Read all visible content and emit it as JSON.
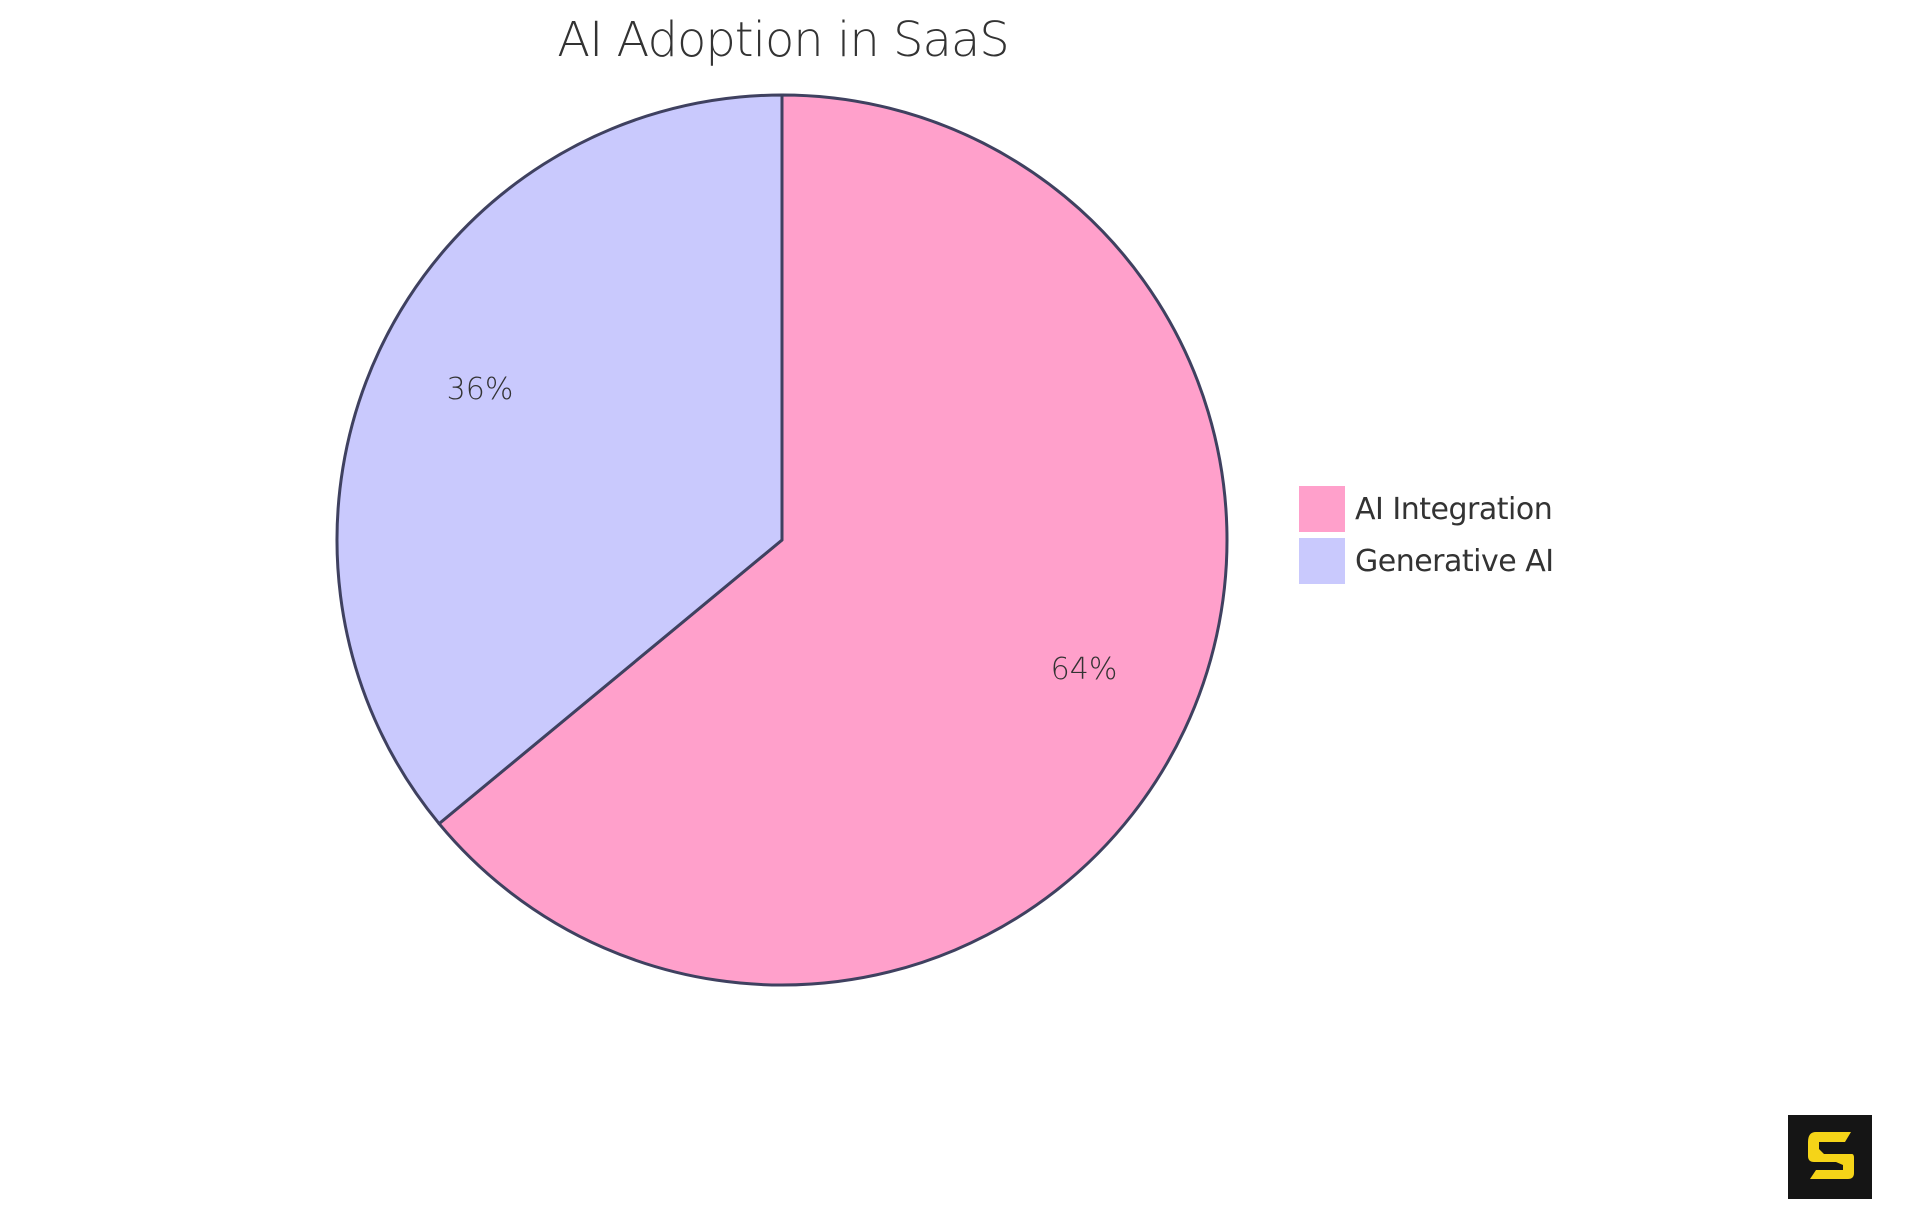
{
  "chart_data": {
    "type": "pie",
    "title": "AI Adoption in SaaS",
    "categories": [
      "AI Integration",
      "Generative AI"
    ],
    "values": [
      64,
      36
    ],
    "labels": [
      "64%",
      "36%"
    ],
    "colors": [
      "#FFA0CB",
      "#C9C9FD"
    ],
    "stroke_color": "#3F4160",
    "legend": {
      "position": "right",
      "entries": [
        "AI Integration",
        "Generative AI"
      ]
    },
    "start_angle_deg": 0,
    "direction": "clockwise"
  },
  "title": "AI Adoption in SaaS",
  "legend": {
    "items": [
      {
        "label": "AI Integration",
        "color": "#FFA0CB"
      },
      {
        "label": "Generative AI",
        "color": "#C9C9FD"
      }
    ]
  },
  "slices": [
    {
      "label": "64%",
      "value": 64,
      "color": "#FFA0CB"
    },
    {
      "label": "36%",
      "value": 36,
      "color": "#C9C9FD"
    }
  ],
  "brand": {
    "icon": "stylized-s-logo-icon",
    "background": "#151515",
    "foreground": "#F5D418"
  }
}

▶ **WHAT IS EXPECTED**
Copy the data character for character, but drop all pictures from the copy.

▶ **TASK RESULT**
Read all visible content and emit it as JSON.
{
  "chart_data": {
    "type": "pie",
    "title": "AI Adoption in SaaS",
    "categories": [
      "AI Integration",
      "Generative AI"
    ],
    "values": [
      64,
      36
    ],
    "labels": [
      "64%",
      "36%"
    ],
    "colors": [
      "#FFA0CB",
      "#C9C9FD"
    ],
    "stroke_color": "#3F4160",
    "legend": {
      "position": "right",
      "entries": [
        "AI Integration",
        "Generative AI"
      ]
    },
    "start_angle_deg": 0,
    "direction": "clockwise"
  },
  "title": "AI Adoption in SaaS",
  "legend": {
    "items": [
      {
        "label": "AI Integration",
        "color": "#FFA0CB"
      },
      {
        "label": "Generative AI",
        "color": "#C9C9FD"
      }
    ]
  },
  "slices": [
    {
      "label": "64%",
      "value": 64,
      "color": "#FFA0CB"
    },
    {
      "label": "36%",
      "value": 36,
      "color": "#C9C9FD"
    }
  ],
  "brand": {
    "icon": "stylized-s-logo-icon",
    "background": "#151515",
    "foreground": "#F5D418"
  }
}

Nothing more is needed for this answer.